— BEGIN —
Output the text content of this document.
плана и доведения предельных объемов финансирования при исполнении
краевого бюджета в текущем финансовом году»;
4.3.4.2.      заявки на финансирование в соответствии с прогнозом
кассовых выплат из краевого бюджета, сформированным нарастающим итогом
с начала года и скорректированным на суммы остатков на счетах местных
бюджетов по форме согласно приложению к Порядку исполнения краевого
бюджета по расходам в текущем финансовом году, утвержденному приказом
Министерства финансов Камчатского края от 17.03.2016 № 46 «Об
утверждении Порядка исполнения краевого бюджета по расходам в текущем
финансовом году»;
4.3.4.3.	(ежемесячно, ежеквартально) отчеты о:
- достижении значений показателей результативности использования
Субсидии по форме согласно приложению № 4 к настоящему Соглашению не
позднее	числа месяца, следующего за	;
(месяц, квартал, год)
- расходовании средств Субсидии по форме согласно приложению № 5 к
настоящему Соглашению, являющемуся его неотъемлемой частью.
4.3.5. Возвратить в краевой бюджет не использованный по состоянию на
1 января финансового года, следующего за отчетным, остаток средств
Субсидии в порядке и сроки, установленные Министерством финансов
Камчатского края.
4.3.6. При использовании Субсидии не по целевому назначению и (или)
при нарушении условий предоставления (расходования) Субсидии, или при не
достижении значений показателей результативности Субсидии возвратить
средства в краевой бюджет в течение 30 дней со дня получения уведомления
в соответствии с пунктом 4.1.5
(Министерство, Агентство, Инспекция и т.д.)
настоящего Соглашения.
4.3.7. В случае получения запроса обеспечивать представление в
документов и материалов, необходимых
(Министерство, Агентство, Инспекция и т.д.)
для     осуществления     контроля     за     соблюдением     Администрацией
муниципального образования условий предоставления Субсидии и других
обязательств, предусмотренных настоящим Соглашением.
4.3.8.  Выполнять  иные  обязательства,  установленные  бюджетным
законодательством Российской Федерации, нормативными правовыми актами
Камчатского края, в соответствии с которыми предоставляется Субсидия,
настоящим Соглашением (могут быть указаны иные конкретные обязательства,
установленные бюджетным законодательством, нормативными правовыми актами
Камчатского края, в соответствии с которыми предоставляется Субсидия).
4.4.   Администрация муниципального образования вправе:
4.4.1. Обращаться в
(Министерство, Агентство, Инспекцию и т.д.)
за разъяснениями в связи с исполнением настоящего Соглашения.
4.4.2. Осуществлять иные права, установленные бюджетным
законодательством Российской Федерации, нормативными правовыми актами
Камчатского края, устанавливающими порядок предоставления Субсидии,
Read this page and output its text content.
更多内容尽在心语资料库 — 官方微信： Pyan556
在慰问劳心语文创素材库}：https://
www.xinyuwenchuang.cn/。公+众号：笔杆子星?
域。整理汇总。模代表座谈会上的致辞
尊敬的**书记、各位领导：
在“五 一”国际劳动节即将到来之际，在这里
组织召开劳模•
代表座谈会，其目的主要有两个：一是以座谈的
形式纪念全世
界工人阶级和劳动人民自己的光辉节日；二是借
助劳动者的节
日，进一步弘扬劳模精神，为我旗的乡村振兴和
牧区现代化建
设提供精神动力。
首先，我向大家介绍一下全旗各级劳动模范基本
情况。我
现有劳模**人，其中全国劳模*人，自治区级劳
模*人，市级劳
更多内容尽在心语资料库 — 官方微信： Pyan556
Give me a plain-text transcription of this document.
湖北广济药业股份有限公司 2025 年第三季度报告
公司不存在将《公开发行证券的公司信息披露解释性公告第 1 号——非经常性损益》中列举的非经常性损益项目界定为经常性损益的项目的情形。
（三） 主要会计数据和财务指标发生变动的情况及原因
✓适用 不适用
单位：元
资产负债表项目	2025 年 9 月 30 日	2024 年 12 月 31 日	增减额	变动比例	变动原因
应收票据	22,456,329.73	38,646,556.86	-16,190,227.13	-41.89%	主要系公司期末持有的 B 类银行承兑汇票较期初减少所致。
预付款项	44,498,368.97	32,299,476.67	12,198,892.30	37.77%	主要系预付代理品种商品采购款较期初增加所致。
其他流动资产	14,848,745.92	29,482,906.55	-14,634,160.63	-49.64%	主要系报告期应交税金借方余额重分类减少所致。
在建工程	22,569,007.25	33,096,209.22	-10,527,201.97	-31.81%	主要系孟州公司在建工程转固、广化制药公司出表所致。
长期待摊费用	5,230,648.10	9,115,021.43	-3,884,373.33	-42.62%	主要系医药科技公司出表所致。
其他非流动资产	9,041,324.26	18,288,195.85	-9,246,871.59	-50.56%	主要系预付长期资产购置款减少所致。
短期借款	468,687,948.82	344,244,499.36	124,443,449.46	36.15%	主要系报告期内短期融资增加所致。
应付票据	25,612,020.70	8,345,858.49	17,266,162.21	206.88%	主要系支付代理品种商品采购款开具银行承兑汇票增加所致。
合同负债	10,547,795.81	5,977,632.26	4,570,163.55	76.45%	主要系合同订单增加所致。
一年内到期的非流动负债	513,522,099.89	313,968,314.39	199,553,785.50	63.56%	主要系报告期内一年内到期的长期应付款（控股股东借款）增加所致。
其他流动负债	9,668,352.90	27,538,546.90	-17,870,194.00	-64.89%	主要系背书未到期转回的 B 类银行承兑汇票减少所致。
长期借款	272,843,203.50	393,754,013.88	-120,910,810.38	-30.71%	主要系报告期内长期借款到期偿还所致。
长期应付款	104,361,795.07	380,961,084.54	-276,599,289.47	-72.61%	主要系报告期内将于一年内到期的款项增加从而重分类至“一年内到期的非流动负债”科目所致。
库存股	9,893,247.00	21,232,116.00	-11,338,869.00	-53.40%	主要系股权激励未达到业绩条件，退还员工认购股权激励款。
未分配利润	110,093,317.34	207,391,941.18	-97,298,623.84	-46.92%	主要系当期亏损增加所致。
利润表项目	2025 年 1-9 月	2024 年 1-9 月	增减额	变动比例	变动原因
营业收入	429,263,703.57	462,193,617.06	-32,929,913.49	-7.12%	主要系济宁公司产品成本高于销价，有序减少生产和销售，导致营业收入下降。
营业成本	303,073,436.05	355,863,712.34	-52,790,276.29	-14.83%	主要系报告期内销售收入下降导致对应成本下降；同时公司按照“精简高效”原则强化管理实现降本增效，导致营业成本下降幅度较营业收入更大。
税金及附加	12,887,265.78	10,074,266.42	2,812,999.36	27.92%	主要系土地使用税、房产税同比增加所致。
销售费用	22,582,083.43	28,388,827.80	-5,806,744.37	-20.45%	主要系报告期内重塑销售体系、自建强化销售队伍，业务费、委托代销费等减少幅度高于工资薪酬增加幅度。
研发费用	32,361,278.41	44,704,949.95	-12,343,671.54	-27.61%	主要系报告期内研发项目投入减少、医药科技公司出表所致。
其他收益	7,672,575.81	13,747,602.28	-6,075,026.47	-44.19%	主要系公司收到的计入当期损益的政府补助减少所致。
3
— END —
## Short problem
Transcribe all the entries, keeping each one exactly as it is.

## Solution to this exercise
Output the text content of this document.
плана и доведения предельных объемов финансирования при исполнении
краевого бюджета в текущем финансовом году»;
4.3.4.2.      заявки на финансирование в соответствии с прогнозом
кассовых выплат из краевого бюджета, сформированным нарастающим итогом
с начала года и скорректированным на суммы остатков на счетах местных
бюджетов по форме согласно приложению к Порядку исполнения краевого
бюджета по расходам в текущем финансовом году, утвержденному приказом
Министерства финансов Камчатского края от 17.03.2016 № 46 «Об
утверждении Порядка исполнения краевого бюджета по расходам в текущем
финансовом году»;
4.3.4.3.	(ежемесячно, ежеквартально) отчеты о:
- достижении значений показателей результативности использования
Субсидии по форме согласно приложению № 4 к настоящему Соглашению не
позднее	числа месяца, следующего за	;
(месяц, квартал, год)
- расходовании средств Субсидии по форме согласно приложению № 5 к
настоящему Соглашению, являющемуся его неотъемлемой частью.
4.3.5. Возвратить в краевой бюджет не использованный по состоянию на
1 января финансового года, следующего за отчетным, остаток средств
Субсидии в порядке и сроки, установленные Министерством финансов
Камчатского края.
4.3.6. При использовании Субсидии не по целевому назначению и (или)
при нарушении условий предоставления (расходования) Субсидии, или при не
достижении значений показателей результативности Субсидии возвратить
средства в краевой бюджет в течение 30 дней со дня получения уведомления
в соответствии с пунктом 4.1.5
(Министерство, Агентство, Инспекция и т.д.)
настоящего Соглашения.
4.3.7. В случае получения запроса обеспечивать представление в
документов и материалов, необходимых
(Министерство, Агентство, Инспекция и т.д.)
для     осуществления     контроля     за     соблюдением     Администрацией
муниципального образования условий предоставления Субсидии и других
обязательств, предусмотренных настоящим Соглашением.
4.3.8.  Выполнять  иные  обязательства,  установленные  бюджетным
законодательством Российской Федерации, нормативными правовыми актами
Камчатского края, в соответствии с которыми предоставляется Субсидия,
настоящим Соглашением (могут быть указаны иные конкретные обязательства,
установленные бюджетным законодательством, нормативными правовыми актами
Камчатского края, в соответствии с которыми предоставляется Субсидия).
4.4.   Администрация муниципального образования вправе:
4.4.1. Обращаться в
(Министерство, Агентство, Инспекцию и т.д.)
за разъяснениями в связи с исполнением настоящего Соглашения.
4.4.2. Осуществлять иные права, установленные бюджетным
законодательством Российской Федерации, нормативными правовыми актами
Камчатского края, устанавливающими порядок предоставления Субсидии,
Read this page and output its text content.
更多内容尽在心语资料库 — 官方微信： Pyan556
在慰问劳心语文创素材库}：https://
www.xinyuwenchuang.cn/。公+众号：笔杆子星?
域。整理汇总。模代表座谈会上的致辞
尊敬的**书记、各位领导：
在“五 一”国际劳动节即将到来之际，在这里
组织召开劳模•
代表座谈会，其目的主要有两个：一是以座谈的
形式纪念全世
界工人阶级和劳动人民自己的光辉节日；二是借
助劳动者的节
日，进一步弘扬劳模精神，为我旗的乡村振兴和
牧区现代化建
设提供精神动力。
首先，我向大家介绍一下全旗各级劳动模范基本
情况。我
现有劳模**人，其中全国劳模*人，自治区级劳
模*人，市级劳
更多内容尽在心语资料库 — 官方微信： Pyan556
Give me a plain-text transcription of this document.
湖北广济药业股份有限公司 2025 年第三季度报告
公司不存在将《公开发行证券的公司信息披露解释性公告第 1 号——非经常性损益》中列举的非经常性损益项目界定为经常性损益的项目的情形。
（三） 主要会计数据和财务指标发生变动的情况及原因
✓适用 不适用
单位：元
资产负债表项目	2025 年 9 月 30 日	2024 年 12 月 31 日	增减额	变动比例	变动原因
应收票据	22,456,329.73	38,646,556.86	-16,190,227.13	-41.89%	主要系公司期末持有的 B 类银行承兑汇票较期初减少所致。
预付款项	44,498,368.97	32,299,476.67	12,198,892.30	37.77%	主要系预付代理品种商品采购款较期初增加所致。
其他流动资产	14,848,745.92	29,482,906.55	-14,634,160.63	-49.64%	主要系报告期应交税金借方余额重分类减少所致。
在建工程	22,569,007.25	33,096,209.22	-10,527,201.97	-31.81%	主要系孟州公司在建工程转固、广化制药公司出表所致。
长期待摊费用	5,230,648.10	9,115,021.43	-3,884,373.33	-42.62%	主要系医药科技公司出表所致。
其他非流动资产	9,041,324.26	18,288,195.85	-9,246,871.59	-50.56%	主要系预付长期资产购置款减少所致。
短期借款	468,687,948.82	344,244,499.36	124,443,449.46	36.15%	主要系报告期内短期融资增加所致。
应付票据	25,612,020.70	8,345,858.49	17,266,162.21	206.88%	主要系支付代理品种商品采购款开具银行承兑汇票增加所致。
合同负债	10,547,795.81	5,977,632.26	4,570,163.55	76.45%	主要系合同订单增加所致。
一年内到期的非流动负债	513,522,099.89	313,968,314.39	199,553,785.50	63.56%	主要系报告期内一年内到期的长期应付款（控股股东借款）增加所致。
其他流动负债	9,668,352.90	27,538,546.90	-17,870,194.00	-64.89%	主要系背书未到期转回的 B 类银行承兑汇票减少所致。
长期借款	272,843,203.50	393,754,013.88	-120,910,810.38	-30.71%	主要系报告期内长期借款到期偿还所致。
长期应付款	104,361,795.07	380,961,084.54	-276,599,289.47	-72.61%	主要系报告期内将于一年内到期的款项增加从而重分类至“一年内到期的非流动负债”科目所致。
库存股	9,893,247.00	21,232,116.00	-11,338,869.00	-53.40%	主要系股权激励未达到业绩条件，退还员工认购股权激励款。
未分配利润	110,093,317.34	207,391,941.18	-97,298,623.84	-46.92%	主要系当期亏损增加所致。
利润表项目	2025 年 1-9 月	2024 年 1-9 月	增减额	变动比例	变动原因
营业收入	429,263,703.57	462,193,617.06	-32,929,913.49	-7.12%	主要系济宁公司产品成本高于销价，有序减少生产和销售，导致营业收入下降。
营业成本	303,073,436.05	355,863,712.34	-52,790,276.29	-14.83%	主要系报告期内销售收入下降导致对应成本下降；同时公司按照“精简高效”原则强化管理实现降本增效，导致营业成本下降幅度较营业收入更大。
税金及附加	12,887,265.78	10,074,266.42	2,812,999.36	27.92%	主要系土地使用税、房产税同比增加所致。
销售费用	22,582,083.43	28,388,827.80	-5,806,744.37	-20.45%	主要系报告期内重塑销售体系、自建强化销售队伍，业务费、委托代销费等减少幅度高于工资薪酬增加幅度。
研发费用	32,361,278.41	44,704,949.95	-12,343,671.54	-27.61%	主要系报告期内研发项目投入减少、医药科技公司出表所致。
其他收益	7,672,575.81	13,747,602.28	-6,075,026.47	-44.19%	主要系公司收到的计入当期损益的政府补助减少所致。
3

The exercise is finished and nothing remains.